| Yönerge A |
Büyük Taarruz metninde "Bugün 27 Ağustos…" ifadesinden "için ileri atılırlar..." ifadesine kadar uzanan bölümü aynen alıntılayın.

Bugün 27 Ağustos…
Türk ordusunun Büyük Taarruza başlayışının üzerinden tam 1 gün geçmiş…
Üç kişinin plandan ve taarruzdan haberi var…
Genel Kurmay Başkanı Birinci Ferik Fevzi Paşa, Milli Savunma Bakanı Mirliva Kâzım Paşa ve Cephe Komutanı Mirliva İsmet Paşa…
26 Ağustos sabahı harekatı idare etmek için Fevzi ve İsmet Paşalarla Kocatepe’de bulunan Mustafa Kemal, sabah 05.30’da Türk Topçusuna ‘ateş’ emrini verir… Kulakları sağır edercesine büyük bir gürültüyle ateş ve gülle kusan top atışlarıyla taarruz başlar…
Ve,
Sayıları 150 bini bulan yiğitler işgalci güçlere nihai darbeyi indirmek için ileri atılırlar...
*
Bu gün ikinci gün…
Ahırtepe sırtlarından başlayan taarruz tüm cephelerde boğaz boğaza devam ediyor…
Mehmetçik destan üstüne destan yazıyor…
Artık İzmir çok yakında…
Taarruzun başında Mustafa Kemal, yanındakilere;
‘Taarruz haberini alınca hesap ediniz. On beşinci günü İzmir’deyiz…’ diyor…
Ona inanamadılar ve arkasından hafifçe gülüştüler…
İzmir’den dönüşünde karşılayıcılar arasında o gece beraber bulunduklarından bir ikisini görünce;
‘Bir gün yanılmışım, ama kusur bende değil, düşmanda!..’ demişti…
İzmir’e taarruzun on dördüncü günü girildi…
***
Büyük Zafere giden yolda öylesi kahramanlıklar yaşanmıştı ki…
Fahrettin Paşa’nın askeri olan İzmirli Yıldırım Kemal, cephede yaralanmış ve Konya hastanesinde tedavi görmektedir.

| Gösterilen Satırlar |
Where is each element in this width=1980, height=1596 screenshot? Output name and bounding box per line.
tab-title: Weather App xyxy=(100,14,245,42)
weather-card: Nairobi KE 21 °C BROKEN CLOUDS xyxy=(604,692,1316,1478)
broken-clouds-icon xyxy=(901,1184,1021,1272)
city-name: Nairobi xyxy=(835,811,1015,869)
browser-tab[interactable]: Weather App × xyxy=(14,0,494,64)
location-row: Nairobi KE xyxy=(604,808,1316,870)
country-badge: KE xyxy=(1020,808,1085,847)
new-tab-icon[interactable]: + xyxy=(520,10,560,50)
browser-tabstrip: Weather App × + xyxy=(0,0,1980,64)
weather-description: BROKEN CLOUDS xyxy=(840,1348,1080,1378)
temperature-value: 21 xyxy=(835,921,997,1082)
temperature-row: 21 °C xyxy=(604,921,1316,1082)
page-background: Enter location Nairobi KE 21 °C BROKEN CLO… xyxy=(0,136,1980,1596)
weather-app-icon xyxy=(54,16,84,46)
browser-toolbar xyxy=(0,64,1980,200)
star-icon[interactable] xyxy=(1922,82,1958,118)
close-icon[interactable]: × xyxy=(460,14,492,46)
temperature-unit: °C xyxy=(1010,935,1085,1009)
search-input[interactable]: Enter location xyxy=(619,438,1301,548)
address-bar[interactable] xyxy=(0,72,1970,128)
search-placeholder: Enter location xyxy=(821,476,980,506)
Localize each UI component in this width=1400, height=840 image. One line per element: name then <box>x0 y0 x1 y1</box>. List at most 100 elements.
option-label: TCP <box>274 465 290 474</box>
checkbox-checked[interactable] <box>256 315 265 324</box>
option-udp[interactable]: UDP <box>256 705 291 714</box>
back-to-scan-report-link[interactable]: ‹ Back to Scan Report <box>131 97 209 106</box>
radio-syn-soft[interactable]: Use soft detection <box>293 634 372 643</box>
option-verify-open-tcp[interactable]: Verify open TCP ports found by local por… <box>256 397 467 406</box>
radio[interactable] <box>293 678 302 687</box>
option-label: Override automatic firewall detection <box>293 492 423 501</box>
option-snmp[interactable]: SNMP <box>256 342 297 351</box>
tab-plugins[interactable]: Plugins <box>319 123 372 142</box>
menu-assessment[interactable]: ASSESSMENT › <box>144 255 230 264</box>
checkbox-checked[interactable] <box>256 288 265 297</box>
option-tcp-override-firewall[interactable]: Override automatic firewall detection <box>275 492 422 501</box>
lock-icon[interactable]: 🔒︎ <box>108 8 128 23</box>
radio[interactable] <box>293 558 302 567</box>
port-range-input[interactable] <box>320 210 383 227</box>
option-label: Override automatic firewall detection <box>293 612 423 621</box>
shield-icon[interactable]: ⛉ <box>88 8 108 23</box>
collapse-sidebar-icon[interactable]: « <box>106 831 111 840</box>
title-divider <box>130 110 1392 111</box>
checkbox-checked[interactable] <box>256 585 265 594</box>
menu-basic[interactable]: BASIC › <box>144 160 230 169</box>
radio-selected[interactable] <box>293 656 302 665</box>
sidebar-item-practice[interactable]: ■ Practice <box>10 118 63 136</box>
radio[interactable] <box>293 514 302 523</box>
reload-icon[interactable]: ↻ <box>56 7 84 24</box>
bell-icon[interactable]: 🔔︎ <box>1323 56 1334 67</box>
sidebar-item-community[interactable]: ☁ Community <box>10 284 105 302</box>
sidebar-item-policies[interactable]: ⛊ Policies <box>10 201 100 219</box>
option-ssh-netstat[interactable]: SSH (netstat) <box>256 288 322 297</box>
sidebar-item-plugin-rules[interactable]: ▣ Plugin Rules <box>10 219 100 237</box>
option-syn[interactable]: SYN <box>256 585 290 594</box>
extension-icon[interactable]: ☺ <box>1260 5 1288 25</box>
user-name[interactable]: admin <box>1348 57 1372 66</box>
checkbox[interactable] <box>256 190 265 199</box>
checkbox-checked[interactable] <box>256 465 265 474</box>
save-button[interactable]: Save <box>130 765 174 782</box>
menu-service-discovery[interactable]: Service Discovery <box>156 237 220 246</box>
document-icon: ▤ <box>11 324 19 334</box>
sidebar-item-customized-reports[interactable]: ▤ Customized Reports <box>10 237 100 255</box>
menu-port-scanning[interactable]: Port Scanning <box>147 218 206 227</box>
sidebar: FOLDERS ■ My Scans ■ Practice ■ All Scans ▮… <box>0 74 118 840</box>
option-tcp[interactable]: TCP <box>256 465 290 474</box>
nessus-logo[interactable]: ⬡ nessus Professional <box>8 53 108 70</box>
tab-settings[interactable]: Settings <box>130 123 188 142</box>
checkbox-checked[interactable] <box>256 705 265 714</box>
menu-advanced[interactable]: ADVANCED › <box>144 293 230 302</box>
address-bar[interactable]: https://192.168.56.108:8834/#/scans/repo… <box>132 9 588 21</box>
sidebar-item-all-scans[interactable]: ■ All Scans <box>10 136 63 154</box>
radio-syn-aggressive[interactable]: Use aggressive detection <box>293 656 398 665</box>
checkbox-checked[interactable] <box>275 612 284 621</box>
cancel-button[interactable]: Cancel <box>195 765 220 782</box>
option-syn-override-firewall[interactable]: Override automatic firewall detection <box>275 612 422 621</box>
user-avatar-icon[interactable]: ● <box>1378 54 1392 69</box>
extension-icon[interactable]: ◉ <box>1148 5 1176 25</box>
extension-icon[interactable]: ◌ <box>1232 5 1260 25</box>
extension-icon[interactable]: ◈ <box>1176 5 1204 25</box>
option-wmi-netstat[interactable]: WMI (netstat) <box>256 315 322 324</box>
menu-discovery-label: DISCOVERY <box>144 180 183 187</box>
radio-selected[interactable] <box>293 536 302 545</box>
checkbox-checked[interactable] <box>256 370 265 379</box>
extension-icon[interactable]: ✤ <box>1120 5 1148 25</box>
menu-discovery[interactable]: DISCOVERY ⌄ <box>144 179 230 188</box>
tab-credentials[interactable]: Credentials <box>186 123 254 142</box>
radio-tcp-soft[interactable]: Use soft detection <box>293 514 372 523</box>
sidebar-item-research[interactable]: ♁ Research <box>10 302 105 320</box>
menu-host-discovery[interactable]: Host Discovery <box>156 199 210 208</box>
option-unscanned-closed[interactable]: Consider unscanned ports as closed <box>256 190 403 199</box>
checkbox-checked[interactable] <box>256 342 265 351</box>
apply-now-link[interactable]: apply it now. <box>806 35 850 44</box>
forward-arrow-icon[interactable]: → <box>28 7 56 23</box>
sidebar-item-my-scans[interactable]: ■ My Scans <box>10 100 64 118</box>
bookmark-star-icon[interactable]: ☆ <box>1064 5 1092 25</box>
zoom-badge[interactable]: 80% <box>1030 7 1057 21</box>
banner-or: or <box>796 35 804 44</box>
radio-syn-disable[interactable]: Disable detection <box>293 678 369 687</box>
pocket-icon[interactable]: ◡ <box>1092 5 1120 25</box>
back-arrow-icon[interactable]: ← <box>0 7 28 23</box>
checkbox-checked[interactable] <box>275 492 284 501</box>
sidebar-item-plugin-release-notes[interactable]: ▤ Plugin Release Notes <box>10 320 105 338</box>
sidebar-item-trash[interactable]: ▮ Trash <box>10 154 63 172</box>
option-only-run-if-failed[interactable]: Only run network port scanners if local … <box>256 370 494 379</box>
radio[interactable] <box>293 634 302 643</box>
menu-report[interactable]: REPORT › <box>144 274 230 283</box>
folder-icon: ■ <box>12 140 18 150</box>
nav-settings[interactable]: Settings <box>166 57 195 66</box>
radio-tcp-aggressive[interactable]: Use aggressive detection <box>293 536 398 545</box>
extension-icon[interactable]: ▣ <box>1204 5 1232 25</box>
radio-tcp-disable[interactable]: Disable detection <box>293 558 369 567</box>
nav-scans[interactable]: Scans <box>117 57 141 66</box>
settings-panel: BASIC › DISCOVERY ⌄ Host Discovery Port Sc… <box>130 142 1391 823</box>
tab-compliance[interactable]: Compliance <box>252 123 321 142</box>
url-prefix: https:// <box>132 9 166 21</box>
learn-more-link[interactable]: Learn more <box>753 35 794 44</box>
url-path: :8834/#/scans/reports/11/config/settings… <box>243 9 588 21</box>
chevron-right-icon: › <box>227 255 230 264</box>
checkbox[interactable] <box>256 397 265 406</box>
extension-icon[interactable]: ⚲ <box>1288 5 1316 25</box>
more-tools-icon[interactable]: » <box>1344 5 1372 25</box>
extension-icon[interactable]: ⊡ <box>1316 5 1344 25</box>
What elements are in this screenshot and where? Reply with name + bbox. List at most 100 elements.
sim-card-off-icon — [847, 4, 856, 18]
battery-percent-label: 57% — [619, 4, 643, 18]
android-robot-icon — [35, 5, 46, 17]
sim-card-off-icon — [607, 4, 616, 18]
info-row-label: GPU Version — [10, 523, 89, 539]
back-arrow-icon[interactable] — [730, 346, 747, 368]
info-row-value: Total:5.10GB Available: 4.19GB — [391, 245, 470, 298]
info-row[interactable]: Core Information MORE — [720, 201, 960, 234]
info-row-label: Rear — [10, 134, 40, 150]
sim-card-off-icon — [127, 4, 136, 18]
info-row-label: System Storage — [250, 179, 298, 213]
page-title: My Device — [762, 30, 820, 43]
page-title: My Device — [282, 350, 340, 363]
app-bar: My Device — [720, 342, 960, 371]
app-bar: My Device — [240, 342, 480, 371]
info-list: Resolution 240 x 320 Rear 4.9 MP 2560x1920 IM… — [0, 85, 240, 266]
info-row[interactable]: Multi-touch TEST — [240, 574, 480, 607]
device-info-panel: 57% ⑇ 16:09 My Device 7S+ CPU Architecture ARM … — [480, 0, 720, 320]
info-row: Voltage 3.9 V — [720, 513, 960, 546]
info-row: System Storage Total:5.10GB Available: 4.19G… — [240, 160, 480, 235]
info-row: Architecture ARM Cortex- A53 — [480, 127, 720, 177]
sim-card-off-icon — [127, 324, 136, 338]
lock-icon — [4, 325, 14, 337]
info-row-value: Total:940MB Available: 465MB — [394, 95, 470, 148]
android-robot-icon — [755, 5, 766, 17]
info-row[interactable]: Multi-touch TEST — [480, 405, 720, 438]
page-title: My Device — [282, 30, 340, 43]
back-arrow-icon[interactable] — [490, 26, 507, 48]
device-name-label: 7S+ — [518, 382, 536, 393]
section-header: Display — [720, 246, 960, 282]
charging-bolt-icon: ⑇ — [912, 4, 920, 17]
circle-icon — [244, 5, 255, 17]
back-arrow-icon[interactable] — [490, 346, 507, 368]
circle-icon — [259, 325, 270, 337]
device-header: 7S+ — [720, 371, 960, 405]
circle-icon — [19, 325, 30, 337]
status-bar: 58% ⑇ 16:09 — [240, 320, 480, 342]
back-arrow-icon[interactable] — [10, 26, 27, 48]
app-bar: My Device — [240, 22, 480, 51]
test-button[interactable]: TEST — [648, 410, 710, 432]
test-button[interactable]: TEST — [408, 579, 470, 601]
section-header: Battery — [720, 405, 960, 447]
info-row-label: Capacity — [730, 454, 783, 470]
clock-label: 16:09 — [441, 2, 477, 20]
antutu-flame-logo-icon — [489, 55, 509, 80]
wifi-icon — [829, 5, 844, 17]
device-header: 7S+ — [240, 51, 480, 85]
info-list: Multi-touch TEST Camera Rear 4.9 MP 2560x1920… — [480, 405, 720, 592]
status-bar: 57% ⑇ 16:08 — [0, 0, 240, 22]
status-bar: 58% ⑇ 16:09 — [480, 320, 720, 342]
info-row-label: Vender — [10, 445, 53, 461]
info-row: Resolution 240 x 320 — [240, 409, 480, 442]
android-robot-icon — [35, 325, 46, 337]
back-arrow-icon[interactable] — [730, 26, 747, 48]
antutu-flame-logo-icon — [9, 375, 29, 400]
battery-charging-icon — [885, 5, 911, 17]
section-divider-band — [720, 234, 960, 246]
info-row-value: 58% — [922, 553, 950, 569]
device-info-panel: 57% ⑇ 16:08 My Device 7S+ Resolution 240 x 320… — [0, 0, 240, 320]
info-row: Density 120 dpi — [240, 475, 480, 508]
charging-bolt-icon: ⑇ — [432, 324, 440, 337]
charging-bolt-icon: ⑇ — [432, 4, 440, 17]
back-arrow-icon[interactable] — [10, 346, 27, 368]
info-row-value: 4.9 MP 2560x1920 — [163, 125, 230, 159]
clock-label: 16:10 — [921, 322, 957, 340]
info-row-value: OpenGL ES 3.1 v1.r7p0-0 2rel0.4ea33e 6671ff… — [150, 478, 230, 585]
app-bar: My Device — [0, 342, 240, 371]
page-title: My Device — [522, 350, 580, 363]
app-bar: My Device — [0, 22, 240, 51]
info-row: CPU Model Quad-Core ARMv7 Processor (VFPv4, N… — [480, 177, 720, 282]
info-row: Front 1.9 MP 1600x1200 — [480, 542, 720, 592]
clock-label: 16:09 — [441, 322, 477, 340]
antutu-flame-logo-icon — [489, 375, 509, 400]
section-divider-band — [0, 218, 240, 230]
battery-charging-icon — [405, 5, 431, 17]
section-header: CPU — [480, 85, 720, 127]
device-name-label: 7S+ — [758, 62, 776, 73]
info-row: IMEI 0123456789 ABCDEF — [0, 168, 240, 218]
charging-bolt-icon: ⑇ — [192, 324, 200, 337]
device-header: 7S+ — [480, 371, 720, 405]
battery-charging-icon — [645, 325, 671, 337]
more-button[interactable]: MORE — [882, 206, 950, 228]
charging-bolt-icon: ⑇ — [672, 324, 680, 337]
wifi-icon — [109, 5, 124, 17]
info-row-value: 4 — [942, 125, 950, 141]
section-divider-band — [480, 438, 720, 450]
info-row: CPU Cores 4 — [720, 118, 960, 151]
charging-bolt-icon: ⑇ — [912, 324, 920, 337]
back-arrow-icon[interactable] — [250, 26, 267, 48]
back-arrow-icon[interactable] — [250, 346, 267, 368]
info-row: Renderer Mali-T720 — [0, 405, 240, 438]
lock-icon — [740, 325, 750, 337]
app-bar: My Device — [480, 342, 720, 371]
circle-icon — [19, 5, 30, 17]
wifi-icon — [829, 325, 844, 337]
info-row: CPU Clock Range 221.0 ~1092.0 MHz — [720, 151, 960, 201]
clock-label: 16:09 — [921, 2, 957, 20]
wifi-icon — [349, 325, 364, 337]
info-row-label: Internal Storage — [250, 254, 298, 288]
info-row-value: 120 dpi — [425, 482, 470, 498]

| Yönerge B |
Gösterilen satırların başından "radio[interactable] <box>293 678" ifadesini içeren satıra kadar uzanan bölümü, iki uç da dahil olmak üzere, hiçbir değişiklik yapmadan yazdırın.

| Görev Yanıtı A |
Bugün 27 Ağustos…
Türk ordusunun Büyük Taarruza başlayışının üzerinden tam 1 gün geçmiş…
Üç kişinin plandan ve taarruzdan haberi var…
Genel Kurmay Başkanı Birinci Ferik Fevzi Paşa, Milli Savunma Bakanı Mirliva Kâzım Paşa ve Cephe Komutanı Mirliva İsmet Paşa…
26 Ağustos sabahı harekatı idare etmek için Fevzi ve İsmet Paşalarla Kocatepe’de bulunan Mustafa Kemal, sabah 05.30’da Türk Topçusuna ‘ateş’ emrini verir… Kulakları sağır edercesine büyük bir gürültüyle ateş ve gülle kusan top atışlarıyla taarruz başlar…
Ve,
Sayıları 150 bini bulan yiğitler işgalci güçlere nihai darbeyi indirmek için ileri atılırlar...

| Görev Yanıtı B |
Where is each element in this width=1980, height=1596 screenshot? Output name and bounding box per line.
tab-title: Weather App xyxy=(100,14,245,42)
weather-card: Nairobi KE 21 °C BROKEN CLOUDS xyxy=(604,692,1316,1478)
broken-clouds-icon xyxy=(901,1184,1021,1272)
city-name: Nairobi xyxy=(835,811,1015,869)
browser-tab[interactable]: Weather App × xyxy=(14,0,494,64)
location-row: Nairobi KE xyxy=(604,808,1316,870)
country-badge: KE xyxy=(1020,808,1085,847)
new-tab-icon[interactable]: + xyxy=(520,10,560,50)
browser-tabstrip: Weather App × + xyxy=(0,0,1980,64)
weather-description: BROKEN CLOUDS xyxy=(840,1348,1080,1378)
temperature-value: 21 xyxy=(835,921,997,1082)
temperature-row: 21 °C xyxy=(604,921,1316,1082)
page-background: Enter location Nairobi KE 21 °C BROKEN CLO… xyxy=(0,136,1980,1596)
weather-app-icon xyxy=(54,16,84,46)
browser-toolbar xyxy=(0,64,1980,200)
star-icon[interactable] xyxy=(1922,82,1958,118)
close-icon[interactable]: × xyxy=(460,14,492,46)
temperature-unit: °C xyxy=(1010,935,1085,1009)
search-input[interactable]: Enter location xyxy=(619,438,1301,548)
address-bar[interactable] xyxy=(0,72,1970,128)
search-placeholder: Enter location xyxy=(821,476,980,506)
Localize each UI component in this width=1400, height=840 image. One line per element: name then <box>x0 y0 x1 y1</box>. List at most 100 elements.
option-label: TCP <box>274 465 290 474</box>
checkbox-checked[interactable] <box>256 315 265 324</box>
option-udp[interactable]: UDP <box>256 705 291 714</box>
back-to-scan-report-link[interactable]: ‹ Back to Scan Report <box>131 97 209 106</box>
radio-syn-soft[interactable]: Use soft detection <box>293 634 372 643</box>
option-verify-open-tcp[interactable]: Verify open TCP ports found by local por… <box>256 397 467 406</box>
radio[interactable] <box>293 678 302 687</box>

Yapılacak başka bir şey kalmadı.